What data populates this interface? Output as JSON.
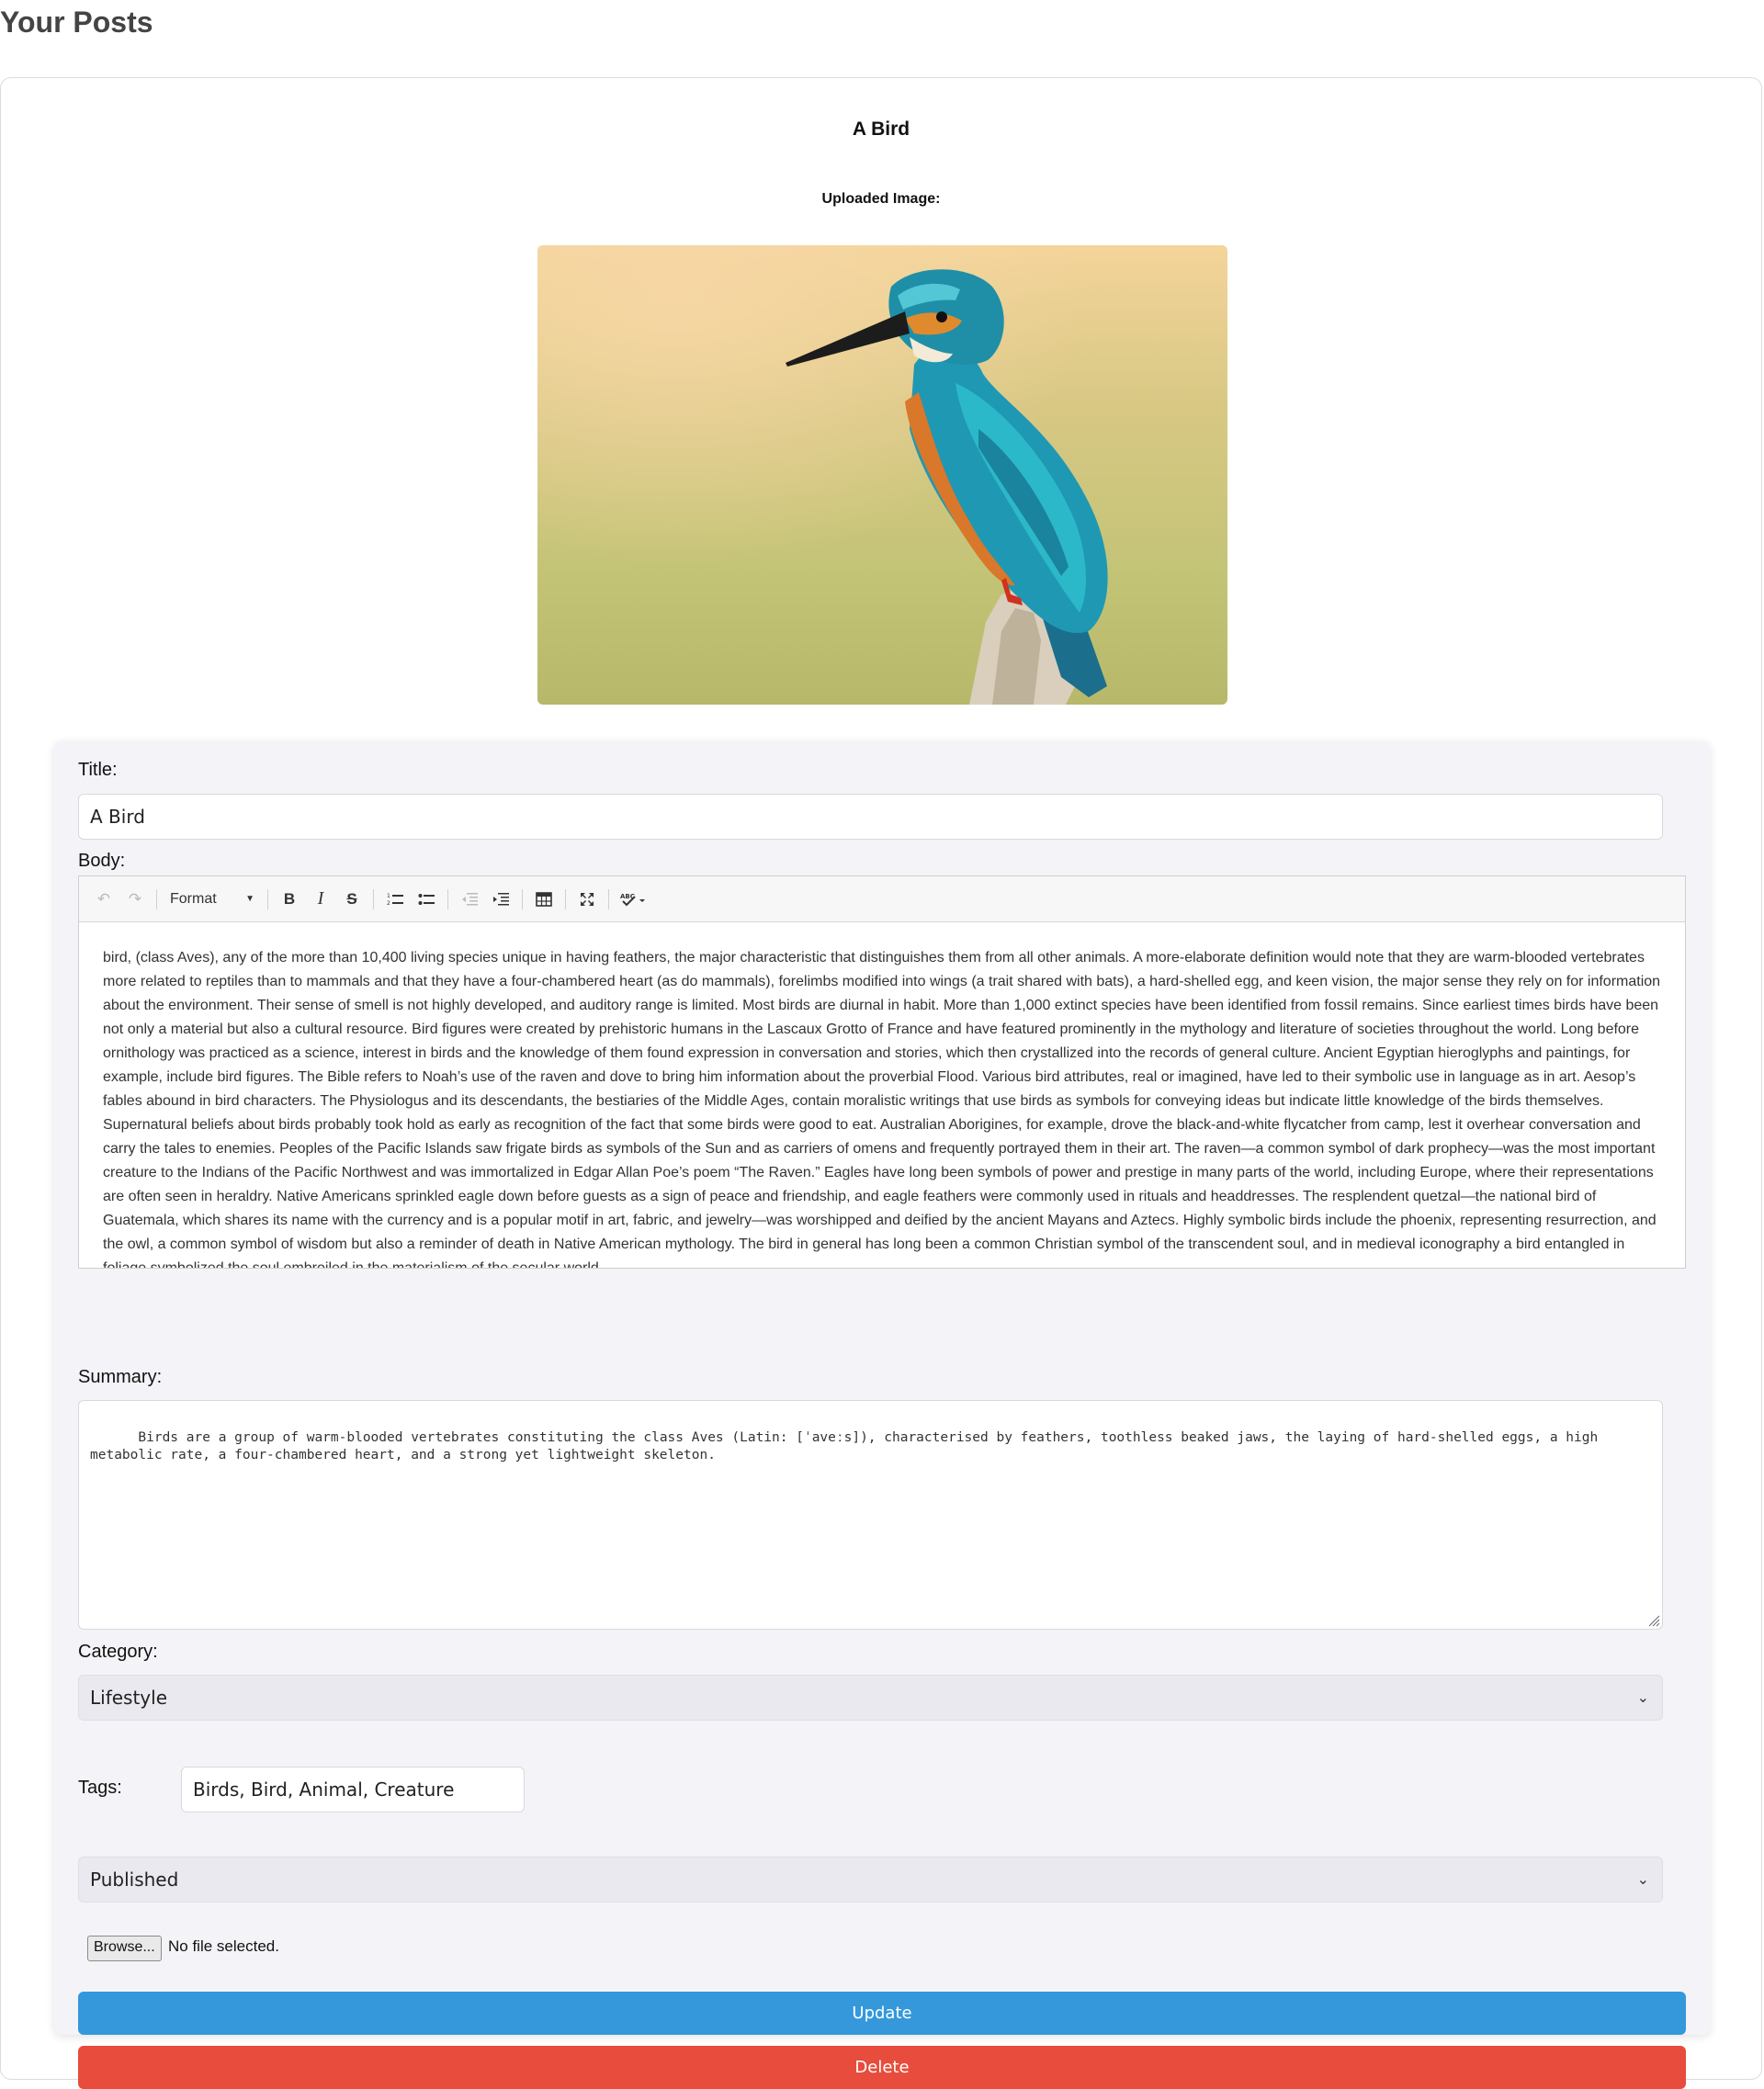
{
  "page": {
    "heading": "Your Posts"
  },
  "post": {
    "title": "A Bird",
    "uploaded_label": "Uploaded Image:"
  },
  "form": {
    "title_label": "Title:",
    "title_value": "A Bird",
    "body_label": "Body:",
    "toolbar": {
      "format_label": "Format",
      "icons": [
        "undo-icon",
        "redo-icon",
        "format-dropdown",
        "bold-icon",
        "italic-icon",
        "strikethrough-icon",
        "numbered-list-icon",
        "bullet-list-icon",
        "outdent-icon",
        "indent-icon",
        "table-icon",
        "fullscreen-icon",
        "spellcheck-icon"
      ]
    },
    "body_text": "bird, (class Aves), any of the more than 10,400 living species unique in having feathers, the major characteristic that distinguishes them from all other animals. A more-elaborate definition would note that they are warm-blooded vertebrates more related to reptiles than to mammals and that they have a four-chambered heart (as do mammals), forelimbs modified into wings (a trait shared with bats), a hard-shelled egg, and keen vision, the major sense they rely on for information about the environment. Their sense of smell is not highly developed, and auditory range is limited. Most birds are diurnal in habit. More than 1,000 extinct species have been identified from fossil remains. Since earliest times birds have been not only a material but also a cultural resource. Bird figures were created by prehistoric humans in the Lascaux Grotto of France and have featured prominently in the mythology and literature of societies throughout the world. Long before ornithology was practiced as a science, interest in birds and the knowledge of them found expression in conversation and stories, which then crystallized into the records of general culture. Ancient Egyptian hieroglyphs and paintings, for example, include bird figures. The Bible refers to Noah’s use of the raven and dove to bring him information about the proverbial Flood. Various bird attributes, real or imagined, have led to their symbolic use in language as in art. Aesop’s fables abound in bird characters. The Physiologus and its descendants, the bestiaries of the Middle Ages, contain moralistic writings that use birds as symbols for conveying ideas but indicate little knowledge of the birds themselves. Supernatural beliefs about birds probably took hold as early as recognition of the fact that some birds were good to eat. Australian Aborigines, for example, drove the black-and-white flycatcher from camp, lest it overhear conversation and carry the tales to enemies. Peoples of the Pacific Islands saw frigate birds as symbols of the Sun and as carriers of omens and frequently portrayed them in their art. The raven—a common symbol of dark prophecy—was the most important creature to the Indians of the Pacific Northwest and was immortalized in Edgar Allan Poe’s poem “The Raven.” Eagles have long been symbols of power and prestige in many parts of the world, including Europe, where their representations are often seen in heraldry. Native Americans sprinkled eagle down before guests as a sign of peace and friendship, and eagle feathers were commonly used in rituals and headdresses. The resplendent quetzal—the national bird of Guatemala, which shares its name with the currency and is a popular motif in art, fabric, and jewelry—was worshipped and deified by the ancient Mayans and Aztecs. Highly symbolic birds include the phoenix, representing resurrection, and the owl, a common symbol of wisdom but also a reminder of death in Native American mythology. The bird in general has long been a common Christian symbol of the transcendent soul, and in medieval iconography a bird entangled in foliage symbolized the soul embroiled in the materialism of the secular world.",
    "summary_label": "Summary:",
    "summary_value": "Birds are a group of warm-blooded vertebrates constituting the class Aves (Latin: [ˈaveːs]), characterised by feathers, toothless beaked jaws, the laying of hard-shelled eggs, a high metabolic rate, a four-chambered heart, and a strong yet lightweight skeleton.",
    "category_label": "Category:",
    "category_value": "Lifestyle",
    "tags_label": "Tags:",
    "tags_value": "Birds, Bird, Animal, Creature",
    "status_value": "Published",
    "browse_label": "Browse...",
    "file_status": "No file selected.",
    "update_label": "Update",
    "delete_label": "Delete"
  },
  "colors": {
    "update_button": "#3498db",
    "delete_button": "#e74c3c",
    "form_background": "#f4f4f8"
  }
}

━━━━━━━━━━━━━━━━━━━━━━━━━━━━━━

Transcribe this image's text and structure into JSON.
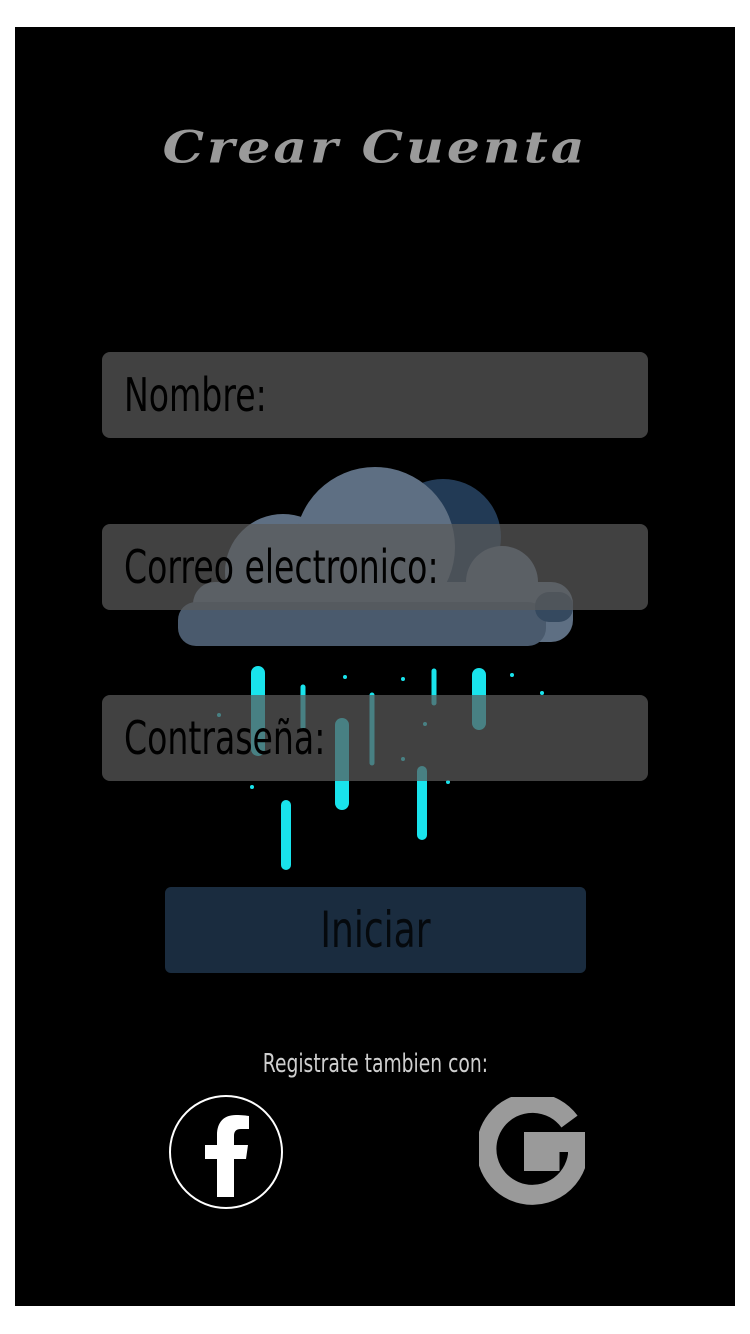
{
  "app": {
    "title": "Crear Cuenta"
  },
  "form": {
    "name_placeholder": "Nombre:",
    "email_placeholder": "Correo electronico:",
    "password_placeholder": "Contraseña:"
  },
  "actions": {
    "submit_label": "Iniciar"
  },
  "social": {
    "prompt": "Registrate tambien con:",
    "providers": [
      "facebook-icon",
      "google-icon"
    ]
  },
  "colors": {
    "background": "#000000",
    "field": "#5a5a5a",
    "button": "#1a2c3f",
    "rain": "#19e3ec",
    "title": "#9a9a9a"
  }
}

━━━━━━━━━━━━━━━━━━━━━━━━━━━━━━

Goal
Find how many lines in the records contain the string "this", then give the number alone.

Exercise result
2